**Objective**
Images should be left out, and everything else in the listing reproduced exactly.

### Task input

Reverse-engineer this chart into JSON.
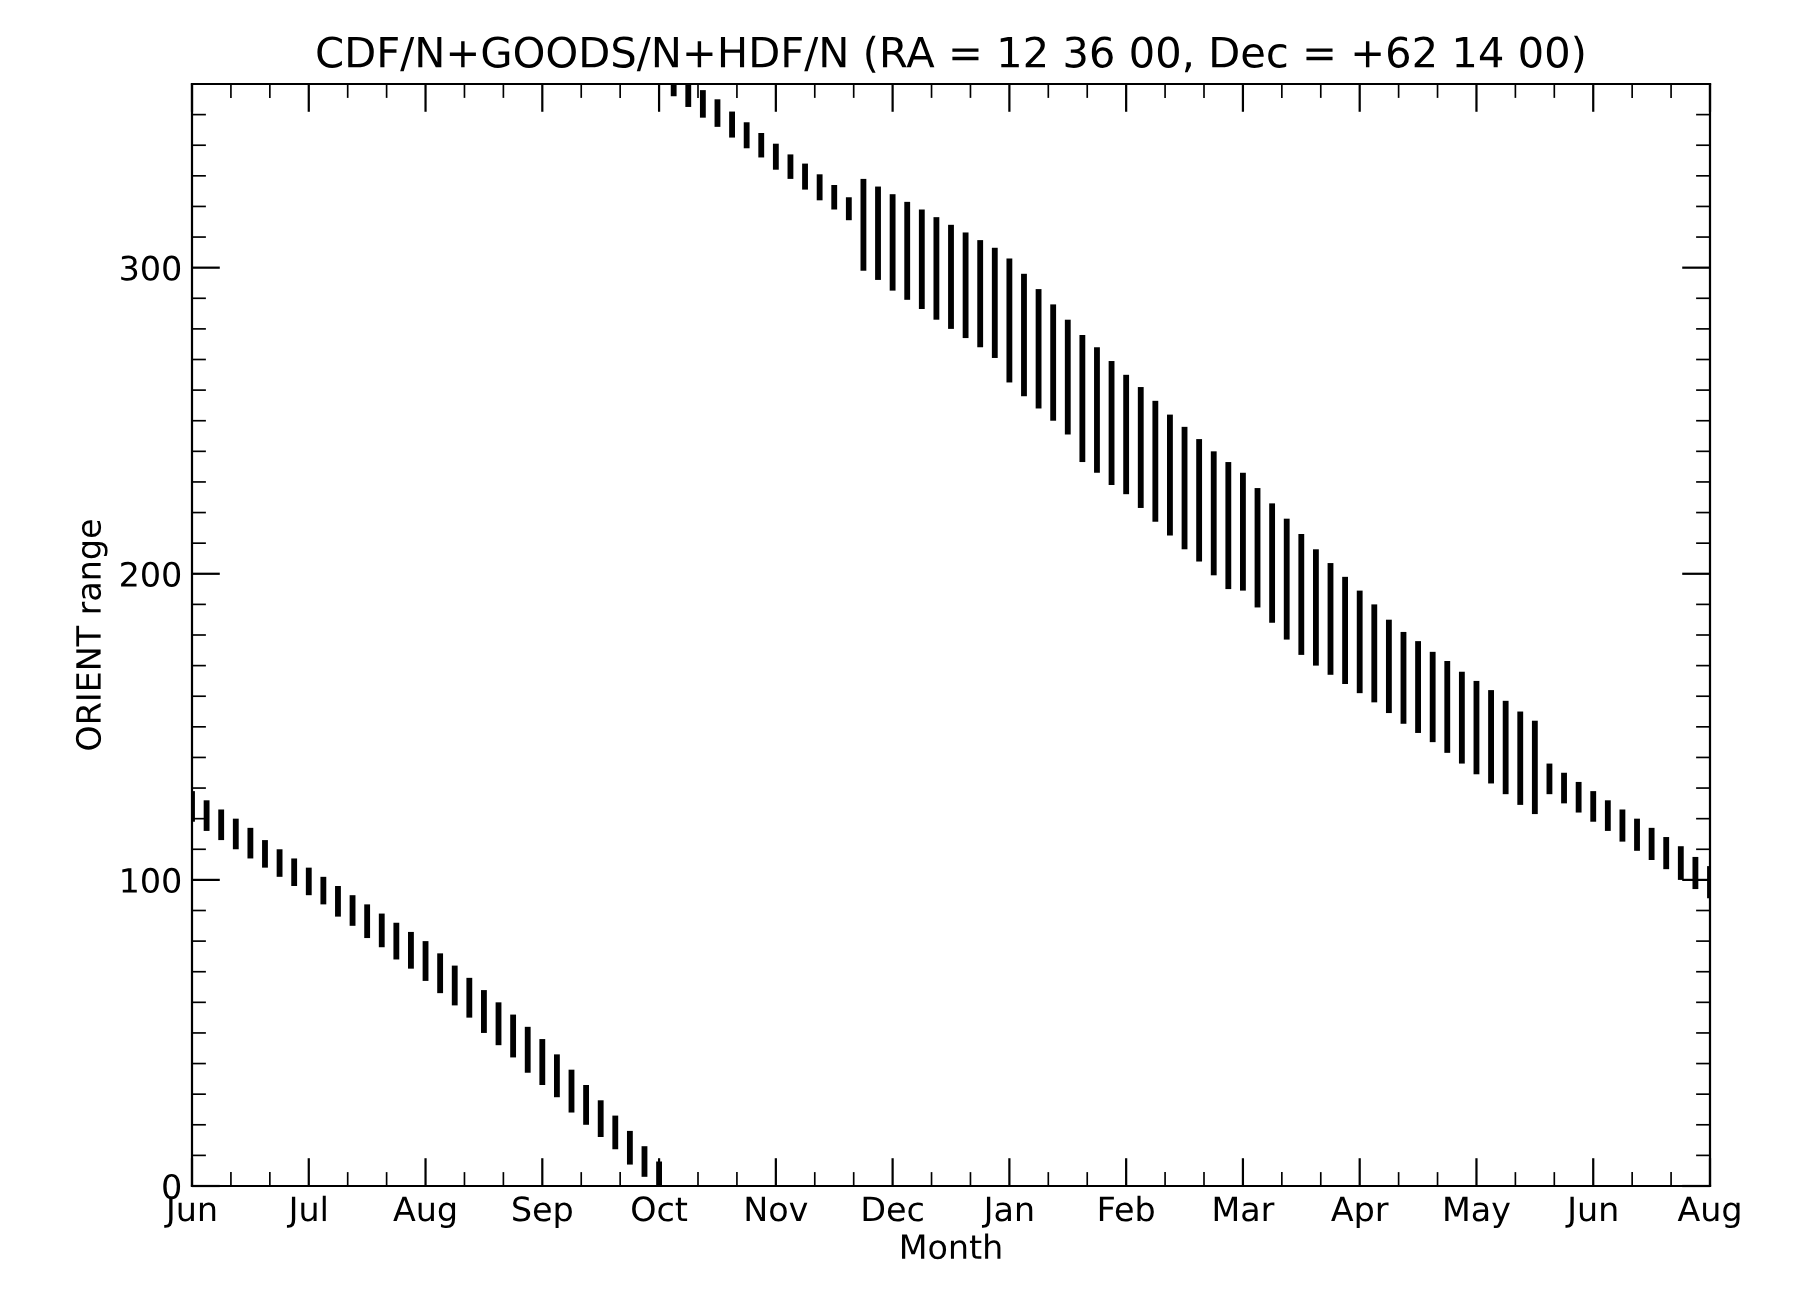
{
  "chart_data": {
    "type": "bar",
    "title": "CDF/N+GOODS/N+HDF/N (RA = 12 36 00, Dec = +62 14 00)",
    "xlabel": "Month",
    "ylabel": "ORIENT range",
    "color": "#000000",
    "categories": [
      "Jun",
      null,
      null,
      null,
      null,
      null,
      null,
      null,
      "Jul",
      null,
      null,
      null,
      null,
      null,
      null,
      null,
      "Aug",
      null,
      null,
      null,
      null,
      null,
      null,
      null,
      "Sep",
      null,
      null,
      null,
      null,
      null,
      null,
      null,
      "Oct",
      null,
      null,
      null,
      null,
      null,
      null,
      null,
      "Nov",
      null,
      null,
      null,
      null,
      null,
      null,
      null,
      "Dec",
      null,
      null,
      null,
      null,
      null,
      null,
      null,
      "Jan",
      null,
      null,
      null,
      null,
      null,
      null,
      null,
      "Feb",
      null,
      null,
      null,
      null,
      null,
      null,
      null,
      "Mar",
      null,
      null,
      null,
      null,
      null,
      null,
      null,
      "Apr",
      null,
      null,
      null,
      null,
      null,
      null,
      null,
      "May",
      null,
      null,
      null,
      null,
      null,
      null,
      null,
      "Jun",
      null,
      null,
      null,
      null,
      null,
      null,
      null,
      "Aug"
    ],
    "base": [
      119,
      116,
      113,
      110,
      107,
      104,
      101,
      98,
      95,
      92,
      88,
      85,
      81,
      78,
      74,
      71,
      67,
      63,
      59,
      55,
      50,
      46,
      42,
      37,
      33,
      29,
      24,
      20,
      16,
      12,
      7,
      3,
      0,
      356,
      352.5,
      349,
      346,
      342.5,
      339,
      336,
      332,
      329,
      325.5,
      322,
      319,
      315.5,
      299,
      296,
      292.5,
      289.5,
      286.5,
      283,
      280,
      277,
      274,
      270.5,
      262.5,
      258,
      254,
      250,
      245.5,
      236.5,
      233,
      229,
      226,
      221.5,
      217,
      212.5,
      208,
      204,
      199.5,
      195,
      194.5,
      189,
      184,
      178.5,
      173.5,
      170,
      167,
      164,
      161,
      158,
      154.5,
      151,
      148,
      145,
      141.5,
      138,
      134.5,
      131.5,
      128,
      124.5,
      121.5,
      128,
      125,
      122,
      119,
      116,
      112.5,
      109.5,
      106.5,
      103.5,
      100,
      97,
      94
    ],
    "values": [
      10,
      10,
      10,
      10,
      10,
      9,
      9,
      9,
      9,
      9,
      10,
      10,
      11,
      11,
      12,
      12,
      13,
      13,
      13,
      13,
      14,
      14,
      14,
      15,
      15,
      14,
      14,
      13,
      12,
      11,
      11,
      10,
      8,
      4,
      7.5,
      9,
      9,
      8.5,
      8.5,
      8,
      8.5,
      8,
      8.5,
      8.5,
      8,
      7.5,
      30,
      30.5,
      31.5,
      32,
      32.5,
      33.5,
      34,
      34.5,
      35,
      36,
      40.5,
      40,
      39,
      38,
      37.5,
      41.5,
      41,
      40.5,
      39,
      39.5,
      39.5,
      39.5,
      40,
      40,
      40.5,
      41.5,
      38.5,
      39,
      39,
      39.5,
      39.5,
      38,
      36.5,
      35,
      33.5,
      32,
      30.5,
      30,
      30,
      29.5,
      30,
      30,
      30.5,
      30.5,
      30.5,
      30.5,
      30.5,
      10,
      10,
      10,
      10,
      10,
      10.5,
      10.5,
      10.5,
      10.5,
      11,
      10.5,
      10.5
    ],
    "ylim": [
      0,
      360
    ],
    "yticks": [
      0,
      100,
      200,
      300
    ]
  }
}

######

**Answer for the task**
Reverse-engineer this chart into JSON.
{
  "chart_data": {
    "type": "bar",
    "title": "CDF/N+GOODS/N+HDF/N (RA = 12 36 00, Dec = +62 14 00)",
    "xlabel": "Month",
    "ylabel": "ORIENT range",
    "color": "#000000",
    "categories": [
      "Jun",
      null,
      null,
      null,
      null,
      null,
      null,
      null,
      "Jul",
      null,
      null,
      null,
      null,
      null,
      null,
      null,
      "Aug",
      null,
      null,
      null,
      null,
      null,
      null,
      null,
      "Sep",
      null,
      null,
      null,
      null,
      null,
      null,
      null,
      "Oct",
      null,
      null,
      null,
      null,
      null,
      null,
      null,
      "Nov",
      null,
      null,
      null,
      null,
      null,
      null,
      null,
      "Dec",
      null,
      null,
      null,
      null,
      null,
      null,
      null,
      "Jan",
      null,
      null,
      null,
      null,
      null,
      null,
      null,
      "Feb",
      null,
      null,
      null,
      null,
      null,
      null,
      null,
      "Mar",
      null,
      null,
      null,
      null,
      null,
      null,
      null,
      "Apr",
      null,
      null,
      null,
      null,
      null,
      null,
      null,
      "May",
      null,
      null,
      null,
      null,
      null,
      null,
      null,
      "Jun",
      null,
      null,
      null,
      null,
      null,
      null,
      null,
      "Aug"
    ],
    "base": [
      119,
      116,
      113,
      110,
      107,
      104,
      101,
      98,
      95,
      92,
      88,
      85,
      81,
      78,
      74,
      71,
      67,
      63,
      59,
      55,
      50,
      46,
      42,
      37,
      33,
      29,
      24,
      20,
      16,
      12,
      7,
      3,
      0,
      356,
      352.5,
      349,
      346,
      342.5,
      339,
      336,
      332,
      329,
      325.5,
      322,
      319,
      315.5,
      299,
      296,
      292.5,
      289.5,
      286.5,
      283,
      280,
      277,
      274,
      270.5,
      262.5,
      258,
      254,
      250,
      245.5,
      236.5,
      233,
      229,
      226,
      221.5,
      217,
      212.5,
      208,
      204,
      199.5,
      195,
      194.5,
      189,
      184,
      178.5,
      173.5,
      170,
      167,
      164,
      161,
      158,
      154.5,
      151,
      148,
      145,
      141.5,
      138,
      134.5,
      131.5,
      128,
      124.5,
      121.5,
      128,
      125,
      122,
      119,
      116,
      112.5,
      109.5,
      106.5,
      103.5,
      100,
      97,
      94
    ],
    "values": [
      10,
      10,
      10,
      10,
      10,
      9,
      9,
      9,
      9,
      9,
      10,
      10,
      11,
      11,
      12,
      12,
      13,
      13,
      13,
      13,
      14,
      14,
      14,
      15,
      15,
      14,
      14,
      13,
      12,
      11,
      11,
      10,
      8,
      4,
      7.5,
      9,
      9,
      8.5,
      8.5,
      8,
      8.5,
      8,
      8.5,
      8.5,
      8,
      7.5,
      30,
      30.5,
      31.5,
      32,
      32.5,
      33.5,
      34,
      34.5,
      35,
      36,
      40.5,
      40,
      39,
      38,
      37.5,
      41.5,
      41,
      40.5,
      39,
      39.5,
      39.5,
      39.5,
      40,
      40,
      40.5,
      41.5,
      38.5,
      39,
      39,
      39.5,
      39.5,
      38,
      36.5,
      35,
      33.5,
      32,
      30.5,
      30,
      30,
      29.5,
      30,
      30,
      30.5,
      30.5,
      30.5,
      30.5,
      30.5,
      10,
      10,
      10,
      10,
      10,
      10.5,
      10.5,
      10.5,
      10.5,
      11,
      10.5,
      10.5
    ],
    "ylim": [
      0,
      360
    ],
    "yticks": [
      0,
      100,
      200,
      300
    ]
  }
}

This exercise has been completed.